-- start of INPUT MATERIAL --
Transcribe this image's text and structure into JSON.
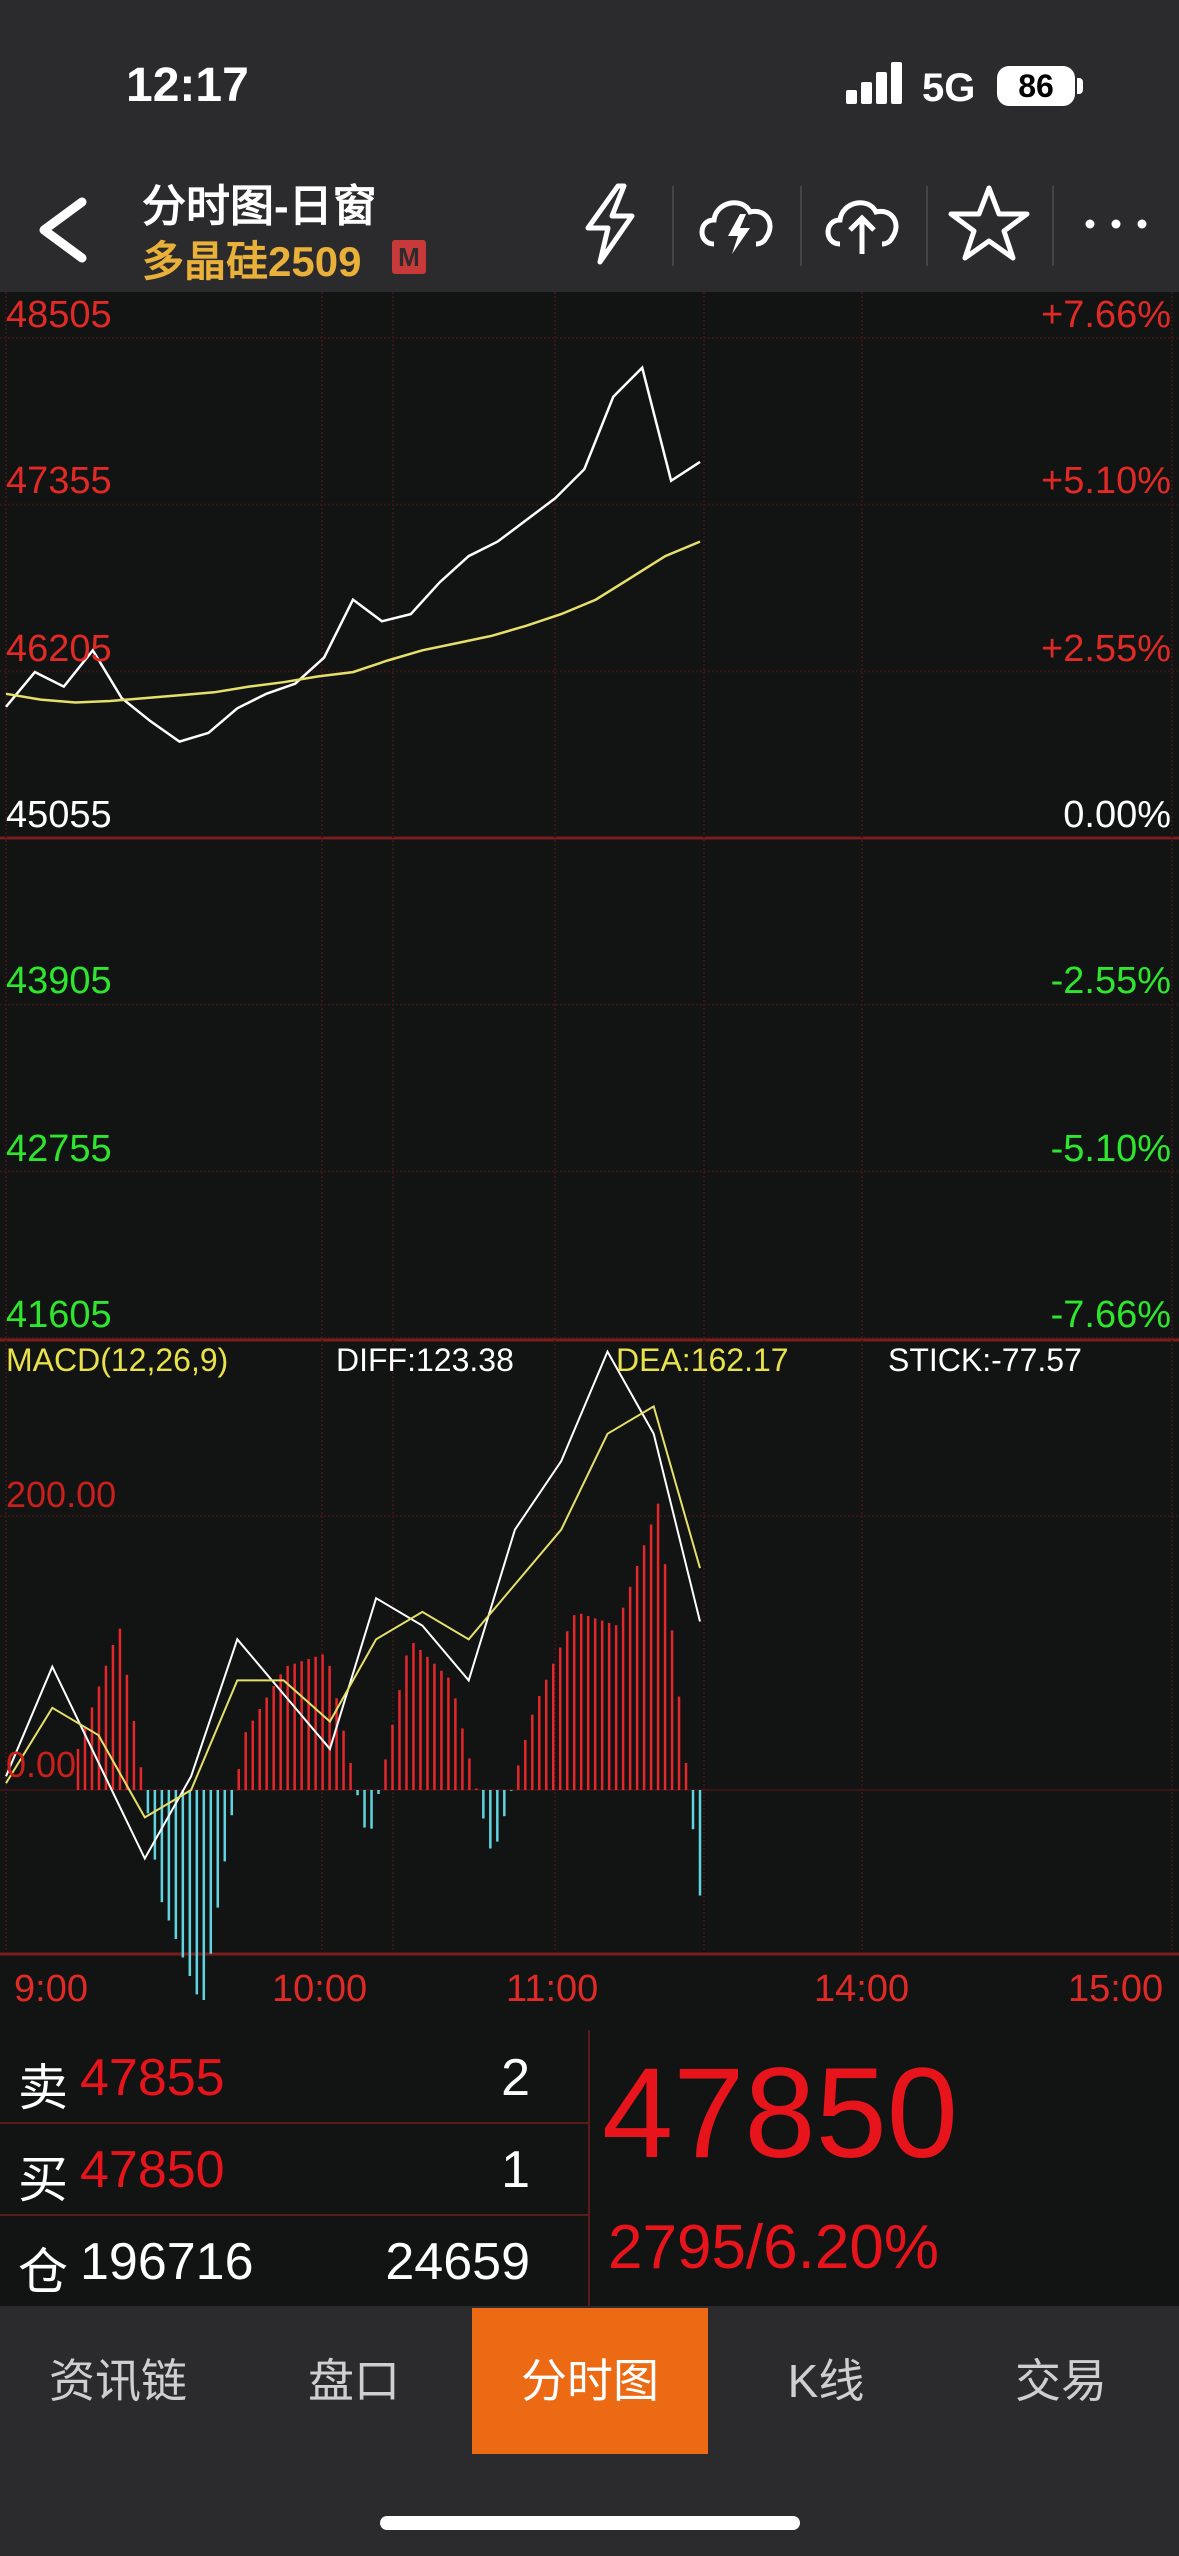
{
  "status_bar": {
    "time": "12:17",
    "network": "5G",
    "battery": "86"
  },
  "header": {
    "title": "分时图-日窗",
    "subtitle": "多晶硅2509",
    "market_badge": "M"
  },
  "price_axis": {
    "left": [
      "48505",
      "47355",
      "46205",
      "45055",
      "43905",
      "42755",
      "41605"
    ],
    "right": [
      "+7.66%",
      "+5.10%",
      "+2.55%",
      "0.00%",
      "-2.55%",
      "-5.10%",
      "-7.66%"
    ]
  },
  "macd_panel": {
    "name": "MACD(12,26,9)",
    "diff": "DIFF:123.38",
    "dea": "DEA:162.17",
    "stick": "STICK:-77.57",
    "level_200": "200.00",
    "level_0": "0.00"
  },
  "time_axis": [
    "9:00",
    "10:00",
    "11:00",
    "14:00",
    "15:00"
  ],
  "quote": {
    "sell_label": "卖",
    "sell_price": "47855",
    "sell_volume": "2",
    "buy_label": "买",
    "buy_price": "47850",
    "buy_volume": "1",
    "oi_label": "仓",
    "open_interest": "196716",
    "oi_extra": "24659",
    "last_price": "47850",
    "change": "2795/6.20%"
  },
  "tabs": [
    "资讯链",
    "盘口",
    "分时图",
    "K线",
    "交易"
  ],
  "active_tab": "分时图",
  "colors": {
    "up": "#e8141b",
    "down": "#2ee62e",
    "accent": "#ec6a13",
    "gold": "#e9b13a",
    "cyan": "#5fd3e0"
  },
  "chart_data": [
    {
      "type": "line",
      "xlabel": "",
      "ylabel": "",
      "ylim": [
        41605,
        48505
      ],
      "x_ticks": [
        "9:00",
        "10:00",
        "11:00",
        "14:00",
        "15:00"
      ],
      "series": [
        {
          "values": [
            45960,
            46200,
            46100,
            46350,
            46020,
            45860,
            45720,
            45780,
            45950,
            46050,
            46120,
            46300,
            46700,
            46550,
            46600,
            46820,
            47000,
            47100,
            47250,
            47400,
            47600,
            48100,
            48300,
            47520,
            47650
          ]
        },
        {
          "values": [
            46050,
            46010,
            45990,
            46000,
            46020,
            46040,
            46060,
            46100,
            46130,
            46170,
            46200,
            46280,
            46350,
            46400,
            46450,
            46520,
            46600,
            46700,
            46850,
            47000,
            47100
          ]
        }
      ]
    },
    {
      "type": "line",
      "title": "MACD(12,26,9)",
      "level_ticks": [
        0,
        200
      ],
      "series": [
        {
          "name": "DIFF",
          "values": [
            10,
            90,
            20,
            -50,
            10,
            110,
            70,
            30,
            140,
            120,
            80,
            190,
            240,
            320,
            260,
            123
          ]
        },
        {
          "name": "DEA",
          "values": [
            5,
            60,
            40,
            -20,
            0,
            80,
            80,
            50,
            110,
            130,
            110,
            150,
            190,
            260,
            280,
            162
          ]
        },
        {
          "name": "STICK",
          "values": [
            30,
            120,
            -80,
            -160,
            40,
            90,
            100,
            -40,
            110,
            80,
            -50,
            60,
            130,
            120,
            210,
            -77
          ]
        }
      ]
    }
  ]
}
-- end of INPUT MATERIAL --
WHAT YOU SHOULD DO - Transcribe the records above exactly as they appear, leaving out any pictures.

RESULT OF THIS TASK -
Transcribe this image's text and structure into JSON.
{
  "status_bar": {
    "time": "12:17",
    "network": "5G",
    "battery": "86"
  },
  "header": {
    "title": "分时图-日窗",
    "subtitle": "多晶硅2509",
    "market_badge": "M"
  },
  "price_axis": {
    "left": [
      "48505",
      "47355",
      "46205",
      "45055",
      "43905",
      "42755",
      "41605"
    ],
    "right": [
      "+7.66%",
      "+5.10%",
      "+2.55%",
      "0.00%",
      "-2.55%",
      "-5.10%",
      "-7.66%"
    ]
  },
  "macd_panel": {
    "name": "MACD(12,26,9)",
    "diff": "DIFF:123.38",
    "dea": "DEA:162.17",
    "stick": "STICK:-77.57",
    "level_200": "200.00",
    "level_0": "0.00"
  },
  "time_axis": [
    "9:00",
    "10:00",
    "11:00",
    "14:00",
    "15:00"
  ],
  "quote": {
    "sell_label": "卖",
    "sell_price": "47855",
    "sell_volume": "2",
    "buy_label": "买",
    "buy_price": "47850",
    "buy_volume": "1",
    "oi_label": "仓",
    "open_interest": "196716",
    "oi_extra": "24659",
    "last_price": "47850",
    "change": "2795/6.20%"
  },
  "tabs": [
    "资讯链",
    "盘口",
    "分时图",
    "K线",
    "交易"
  ],
  "active_tab": "分时图",
  "colors": {
    "up": "#e8141b",
    "down": "#2ee62e",
    "accent": "#ec6a13",
    "gold": "#e9b13a",
    "cyan": "#5fd3e0"
  },
  "chart_data": [
    {
      "type": "line",
      "xlabel": "",
      "ylabel": "",
      "ylim": [
        41605,
        48505
      ],
      "x_ticks": [
        "9:00",
        "10:00",
        "11:00",
        "14:00",
        "15:00"
      ],
      "series": [
        {
          "values": [
            45960,
            46200,
            46100,
            46350,
            46020,
            45860,
            45720,
            45780,
            45950,
            46050,
            46120,
            46300,
            46700,
            46550,
            46600,
            46820,
            47000,
            47100,
            47250,
            47400,
            47600,
            48100,
            48300,
            47520,
            47650
          ]
        },
        {
          "values": [
            46050,
            46010,
            45990,
            46000,
            46020,
            46040,
            46060,
            46100,
            46130,
            46170,
            46200,
            46280,
            46350,
            46400,
            46450,
            46520,
            46600,
            46700,
            46850,
            47000,
            47100
          ]
        }
      ]
    },
    {
      "type": "line",
      "title": "MACD(12,26,9)",
      "level_ticks": [
        0,
        200
      ],
      "series": [
        {
          "name": "DIFF",
          "values": [
            10,
            90,
            20,
            -50,
            10,
            110,
            70,
            30,
            140,
            120,
            80,
            190,
            240,
            320,
            260,
            123
          ]
        },
        {
          "name": "DEA",
          "values": [
            5,
            60,
            40,
            -20,
            0,
            80,
            80,
            50,
            110,
            130,
            110,
            150,
            190,
            260,
            280,
            162
          ]
        },
        {
          "name": "STICK",
          "values": [
            30,
            120,
            -80,
            -160,
            40,
            90,
            100,
            -40,
            110,
            80,
            -50,
            60,
            130,
            120,
            210,
            -77
          ]
        }
      ]
    }
  ]
}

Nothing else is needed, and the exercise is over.